PROMPT:
Without changing a character, return the entries, but not the images they hold.

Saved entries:
>> START

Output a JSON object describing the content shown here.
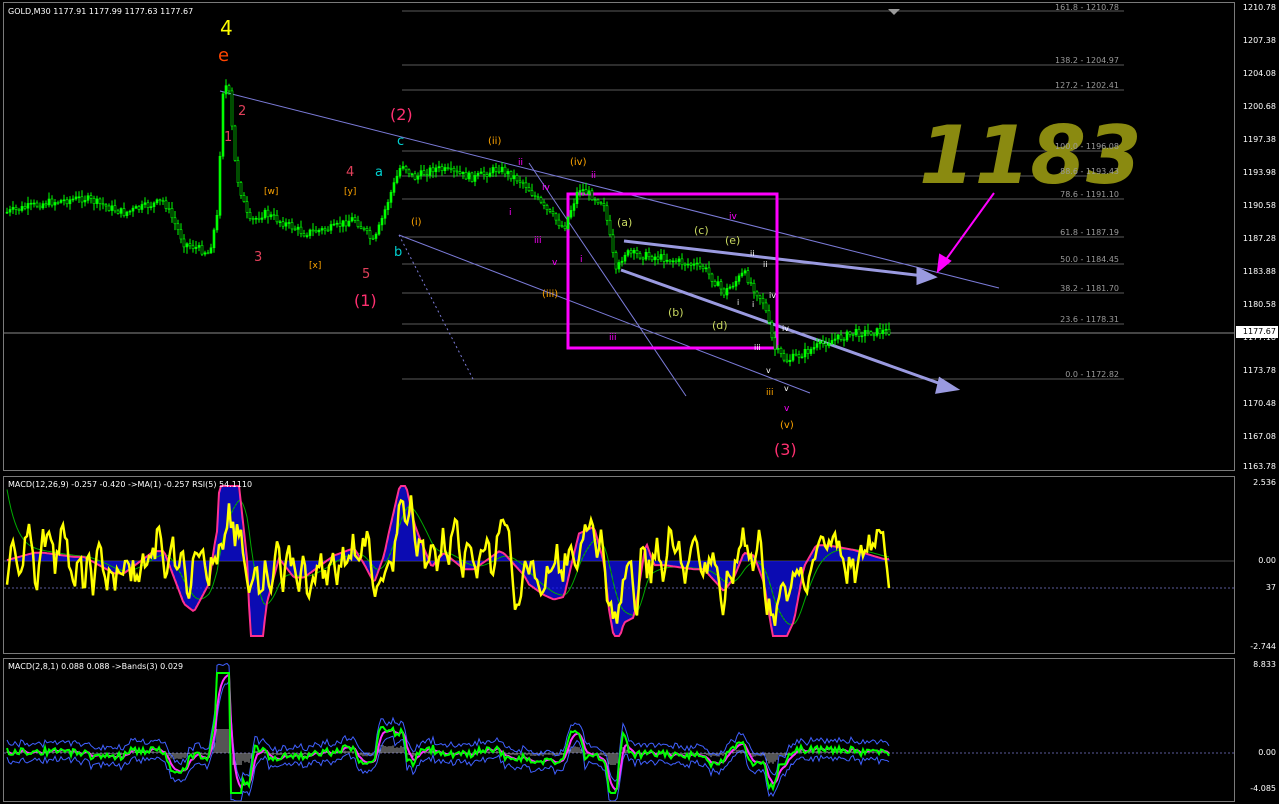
{
  "main_pane": {
    "header": "GOLD,M30  1177.91 1177.99 1177.63 1177.67",
    "current_price": "1177.67",
    "price_axis": [
      "1210.78",
      "1207.38",
      "1204.08",
      "1200.68",
      "1197.38",
      "1193.98",
      "1190.58",
      "1187.28",
      "1183.88",
      "1180.58",
      "1177.18",
      "1173.78",
      "1170.48",
      "1167.08",
      "1163.78"
    ],
    "fib_levels": [
      "161.8 - 1210.78",
      "138.2 - 1204.97",
      "127.2 - 1202.41",
      "100.0 - 1196.08",
      "88.6 - 1193.43",
      "78.6 - 1191.10",
      "61.8 - 1187.19",
      "50.0 - 1184.45",
      "38.2 - 1181.70",
      "23.6 - 1178.31",
      "0.0 - 1172.82"
    ],
    "annotation_text": "1183",
    "wave_labels": {
      "w4": "4",
      "we": "e",
      "w1a": "1",
      "w2a": "2",
      "w3a": "3",
      "ww": "[w]",
      "wy": "[y]",
      "wx": "[x]",
      "w4b": "4",
      "w5": "5",
      "wa": "a",
      "wb": "b",
      "wc": "c",
      "W1": "(1)",
      "W2": "(2)",
      "W3": "(3)",
      "wi1": "(i)",
      "wii": "(ii)",
      "wiii": "(iii)",
      "wiv": "(iv)",
      "wv": "(v)",
      "ri": "i",
      "rii": "ii",
      "riii": "iii",
      "riv": "iv",
      "rv": "v",
      "ri2": "i",
      "rii2": "ii",
      "riii2": "iii",
      "riv2": "iv",
      "rv2": "v",
      "pa": "(a)",
      "pb": "(b)",
      "pc": "(c)",
      "pd": "(d)",
      "pe": "(e)",
      "si": "i",
      "sii": "ii",
      "siii": "iii",
      "siv": "iv",
      "sv": "v",
      "si2": "i",
      "sii2": "ii",
      "siii2": "iii",
      "siv2": "iv",
      "sv2": "v"
    }
  },
  "macd1_pane": {
    "header": "MACD(12,26,9) -0.257 -0.420  ->MA(1) -0.257  RSI(5) 54.1110",
    "axis": [
      "2.536",
      "0.00",
      "37",
      "-2.744"
    ]
  },
  "macd2_pane": {
    "header": "MACD(2,8,1) 0.088 0.088  ->Bands(3) 0.029",
    "axis": [
      "8.833",
      "0.00",
      "-4.085"
    ]
  },
  "colors": {
    "candles": "#00ff00",
    "fib": "#9a9a9a",
    "trend": "#7b7bd8",
    "magenta": "#ff00ff",
    "yellow": "#ffff00",
    "macd_hist": "#0000ff",
    "annotation": "#8a8a10"
  }
}
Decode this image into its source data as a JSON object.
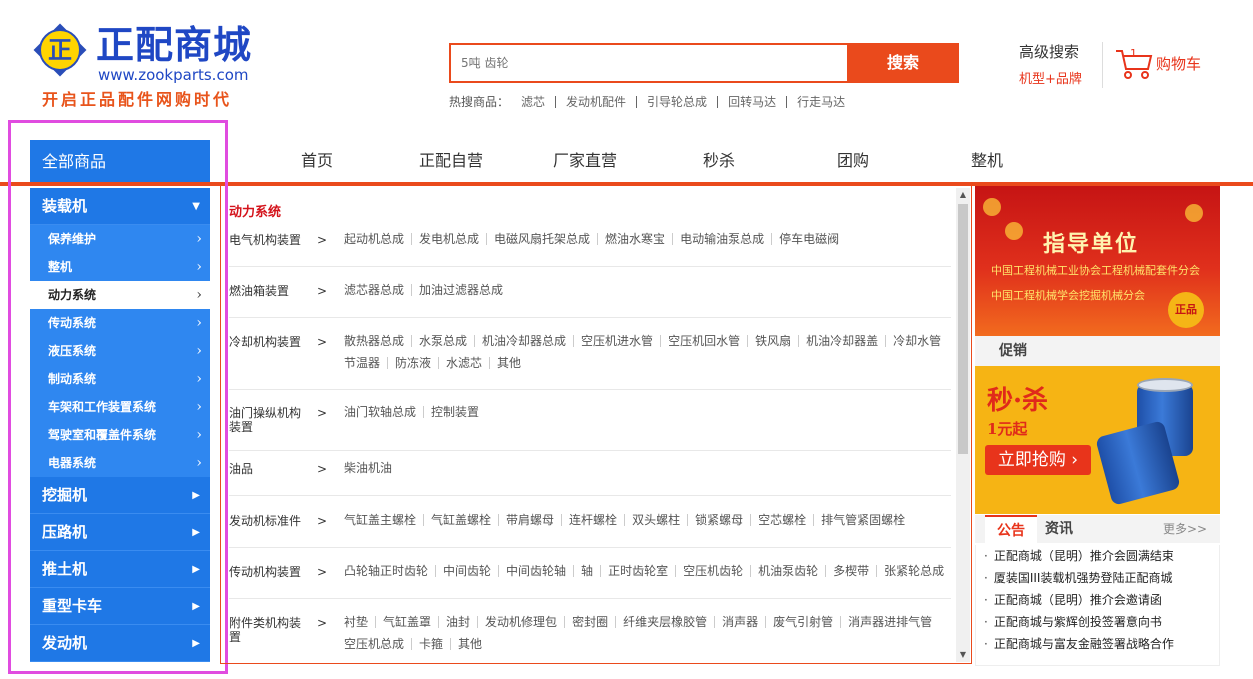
{
  "header": {
    "logo_char": "正",
    "logo_name": "正配商城",
    "logo_url": "www.zookparts.com",
    "logo_slogan": "开启正品配件网购时代",
    "search_placeholder": "5吨 齿轮",
    "search_button": "搜索",
    "hot_label": "热搜商品：",
    "hot_items": [
      "滤芯",
      "发动机配件",
      "引导轮总成",
      "回转马达",
      "行走马达"
    ],
    "advanced_search": "高级搜索",
    "advanced_sub": "机型+品牌",
    "cart_label": "购物车",
    "cart_count": "1"
  },
  "nav": {
    "all_goods": "全部商品",
    "items": [
      "首页",
      "正配自营",
      "厂家直营",
      "秒杀",
      "团购",
      "整机"
    ]
  },
  "sidebar": {
    "open_category": "装载机",
    "open_arrow": "▼",
    "sub_items": [
      "保养维护",
      "整机",
      "动力系统",
      "传动系统",
      "液压系统",
      "制动系统",
      "车架和工作装置系统",
      "驾驶室和覆盖件系统",
      "电器系统"
    ],
    "active_sub": 2,
    "categories": [
      "挖掘机",
      "压路机",
      "推土机",
      "重型卡车",
      "发动机"
    ],
    "chevron": "›",
    "closed_arrow": "▶"
  },
  "panel": {
    "title": "动力系统",
    "chevron": ">",
    "rows": [
      {
        "label": "电气机构装置",
        "items": [
          "起动机总成",
          "发电机总成",
          "电磁风扇托架总成",
          "燃油水寒宝",
          "电动输油泵总成",
          "停车电磁阀"
        ]
      },
      {
        "label": "燃油箱装置",
        "items": [
          "滤芯器总成",
          "加油过滤器总成"
        ]
      },
      {
        "label": "冷却机构装置",
        "items": [
          "散热器总成",
          "水泵总成",
          "机油冷却器总成",
          "空压机进水管",
          "空压机回水管",
          "铁风扇",
          "机油冷却器盖",
          "冷却水管",
          "节温器",
          "防冻液",
          "水滤芯",
          "其他"
        ]
      },
      {
        "label": "油门操纵机构装置",
        "items": [
          "油门软轴总成",
          "控制装置"
        ]
      },
      {
        "label": "油品",
        "items": [
          "柴油机油"
        ]
      },
      {
        "label": "发动机标准件",
        "items": [
          "气缸盖主螺栓",
          "气缸盖螺栓",
          "带肩螺母",
          "连杆螺栓",
          "双头螺柱",
          "锁紧螺母",
          "空芯螺栓",
          "排气管紧固螺栓"
        ]
      },
      {
        "label": "传动机构装置",
        "items": [
          "凸轮轴正时齿轮",
          "中间齿轮",
          "中间齿轮轴",
          "轴",
          "正时齿轮室",
          "空压机齿轮",
          "机油泵齿轮",
          "多楔带",
          "张紧轮总成"
        ]
      },
      {
        "label": "附件类机构装置",
        "items": [
          "衬垫",
          "气缸盖罩",
          "油封",
          "发动机修理包",
          "密封圈",
          "纤维夹层橡胶管",
          "消声器",
          "废气引射管",
          "消声器进排气管",
          "空压机总成",
          "卡箍",
          "其他"
        ]
      }
    ]
  },
  "right": {
    "banner1_title": "指导单位",
    "banner1_org1": "中国工程机械工业协会工程机械配套件分会",
    "banner1_org2": "中国工程机械学会挖掘机械分会",
    "banner1_seal": "正品",
    "promo_head": "促销",
    "banner2_title": "秒·杀",
    "banner2_price": "1元起",
    "banner2_button": "立即抢购 ›",
    "tab_notice": "公告",
    "tab_news": "资讯",
    "tab_more": "更多>>",
    "notices": [
      "正配商城（昆明）推介会圆满结束",
      "厦装国III装载机强势登陆正配商城",
      "正配商城（昆明）推介会邀请函",
      "正配商城与紫辉创投签署意向书",
      "正配商城与富友金融签署战略合作"
    ]
  },
  "colors": {
    "accent": "#ea4a1c",
    "sidebar_blue": "#1f78e6",
    "highlight": "#e04ce0"
  }
}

>> END

EXERCISE ANSWER:
Output a JSON object describing the content shown here.
{
  "main_pane": {
    "header": "GOLD,M30  1177.91 1177.99 1177.63 1177.67",
    "current_price": "1177.67",
    "price_axis": [
      "1210.78",
      "1207.38",
      "1204.08",
      "1200.68",
      "1197.38",
      "1193.98",
      "1190.58",
      "1187.28",
      "1183.88",
      "1180.58",
      "1177.18",
      "1173.78",
      "1170.48",
      "1167.08",
      "1163.78"
    ],
    "fib_levels": [
      "161.8 - 1210.78",
      "138.2 - 1204.97",
      "127.2 - 1202.41",
      "100.0 - 1196.08",
      "88.6 - 1193.43",
      "78.6 - 1191.10",
      "61.8 - 1187.19",
      "50.0 - 1184.45",
      "38.2 - 1181.70",
      "23.6 - 1178.31",
      "0.0 - 1172.82"
    ],
    "annotation_text": "1183",
    "wave_labels": {
      "w4": "4",
      "we": "e",
      "w1a": "1",
      "w2a": "2",
      "w3a": "3",
      "ww": "[w]",
      "wy": "[y]",
      "wx": "[x]",
      "w4b": "4",
      "w5": "5",
      "wa": "a",
      "wb": "b",
      "wc": "c",
      "W1": "(1)",
      "W2": "(2)",
      "W3": "(3)",
      "wi1": "(i)",
      "wii": "(ii)",
      "wiii": "(iii)",
      "wiv": "(iv)",
      "wv": "(v)",
      "ri": "i",
      "rii": "ii",
      "riii": "iii",
      "riv": "iv",
      "rv": "v",
      "ri2": "i",
      "rii2": "ii",
      "riii2": "iii",
      "riv2": "iv",
      "rv2": "v",
      "pa": "(a)",
      "pb": "(b)",
      "pc": "(c)",
      "pd": "(d)",
      "pe": "(e)",
      "si": "i",
      "sii": "ii",
      "siii": "iii",
      "siv": "iv",
      "sv": "v",
      "si2": "i",
      "sii2": "ii",
      "siii2": "iii",
      "siv2": "iv",
      "sv2": "v"
    }
  },
  "macd1_pane": {
    "header": "MACD(12,26,9) -0.257 -0.420  ->MA(1) -0.257  RSI(5) 54.1110",
    "axis": [
      "2.536",
      "0.00",
      "37",
      "-2.744"
    ]
  },
  "macd2_pane": {
    "header": "MACD(2,8,1) 0.088 0.088  ->Bands(3) 0.029",
    "axis": [
      "8.833",
      "0.00",
      "-4.085"
    ]
  },
  "colors": {
    "candles": "#00ff00",
    "fib": "#9a9a9a",
    "trend": "#7b7bd8",
    "magenta": "#ff00ff",
    "yellow": "#ffff00",
    "macd_hist": "#0000ff",
    "annotation": "#8a8a10"
  }
}
Decode this image into its source data as a JSON object.
{
  "header": {
    "logo_char": "正",
    "logo_name": "正配商城",
    "logo_url": "www.zookparts.com",
    "logo_slogan": "开启正品配件网购时代",
    "search_placeholder": "5吨 齿轮",
    "search_button": "搜索",
    "hot_label": "热搜商品：",
    "hot_items": [
      "滤芯",
      "发动机配件",
      "引导轮总成",
      "回转马达",
      "行走马达"
    ],
    "advanced_search": "高级搜索",
    "advanced_sub": "机型+品牌",
    "cart_label": "购物车",
    "cart_count": "1"
  },
  "nav": {
    "all_goods": "全部商品",
    "items": [
      "首页",
      "正配自营",
      "厂家直营",
      "秒杀",
      "团购",
      "整机"
    ]
  },
  "sidebar": {
    "open_category": "装载机",
    "open_arrow": "▼",
    "sub_items": [
      "保养维护",
      "整机",
      "动力系统",
      "传动系统",
      "液压系统",
      "制动系统",
      "车架和工作装置系统",
      "驾驶室和覆盖件系统",
      "电器系统"
    ],
    "active_sub": 2,
    "categories": [
      "挖掘机",
      "压路机",
      "推土机",
      "重型卡车",
      "发动机"
    ],
    "chevron": "›",
    "closed_arrow": "▶"
  },
  "panel": {
    "title": "动力系统",
    "chevron": ">",
    "rows": [
      {
        "label": "电气机构装置",
        "items": [
          "起动机总成",
          "发电机总成",
          "电磁风扇托架总成",
          "燃油水寒宝",
          "电动输油泵总成",
          "停车电磁阀"
        ]
      },
      {
        "label": "燃油箱装置",
        "items": [
          "滤芯器总成",
          "加油过滤器总成"
        ]
      },
      {
        "label": "冷却机构装置",
        "items": [
          "散热器总成",
          "水泵总成",
          "机油冷却器总成",
          "空压机进水管",
          "空压机回水管",
          "铁风扇",
          "机油冷却器盖",
          "冷却水管",
          "节温器",
          "防冻液",
          "水滤芯",
          "其他"
        ]
      },
      {
        "label": "油门操纵机构装置",
        "items": [
          "油门软轴总成",
          "控制装置"
        ]
      },
      {
        "label": "油品",
        "items": [
          "柴油机油"
        ]
      },
      {
        "label": "发动机标准件",
        "items": [
          "气缸盖主螺栓",
          "气缸盖螺栓",
          "带肩螺母",
          "连杆螺栓",
          "双头螺柱",
          "锁紧螺母",
          "空芯螺栓",
          "排气管紧固螺栓"
        ]
      },
      {
        "label": "传动机构装置",
        "items": [
          "凸轮轴正时齿轮",
          "中间齿轮",
          "中间齿轮轴",
          "轴",
          "正时齿轮室",
          "空压机齿轮",
          "机油泵齿轮",
          "多楔带",
          "张紧轮总成"
        ]
      },
      {
        "label": "附件类机构装置",
        "items": [
          "衬垫",
          "气缸盖罩",
          "油封",
          "发动机修理包",
          "密封圈",
          "纤维夹层橡胶管",
          "消声器",
          "废气引射管",
          "消声器进排气管",
          "空压机总成",
          "卡箍",
          "其他"
        ]
      }
    ]
  },
  "right": {
    "banner1_title": "指导单位",
    "banner1_org1": "中国工程机械工业协会工程机械配套件分会",
    "banner1_org2": "中国工程机械学会挖掘机械分会",
    "banner1_seal": "正品",
    "promo_head": "促销",
    "banner2_title": "秒·杀",
    "banner2_price": "1元起",
    "banner2_button": "立即抢购 ›",
    "tab_notice": "公告",
    "tab_news": "资讯",
    "tab_more": "更多>>",
    "notices": [
      "正配商城（昆明）推介会圆满结束",
      "厦装国III装载机强势登陆正配商城",
      "正配商城（昆明）推介会邀请函",
      "正配商城与紫辉创投签署意向书",
      "正配商城与富友金融签署战略合作"
    ]
  },
  "colors": {
    "accent": "#ea4a1c",
    "sidebar_blue": "#1f78e6",
    "highlight": "#e04ce0"
  }
}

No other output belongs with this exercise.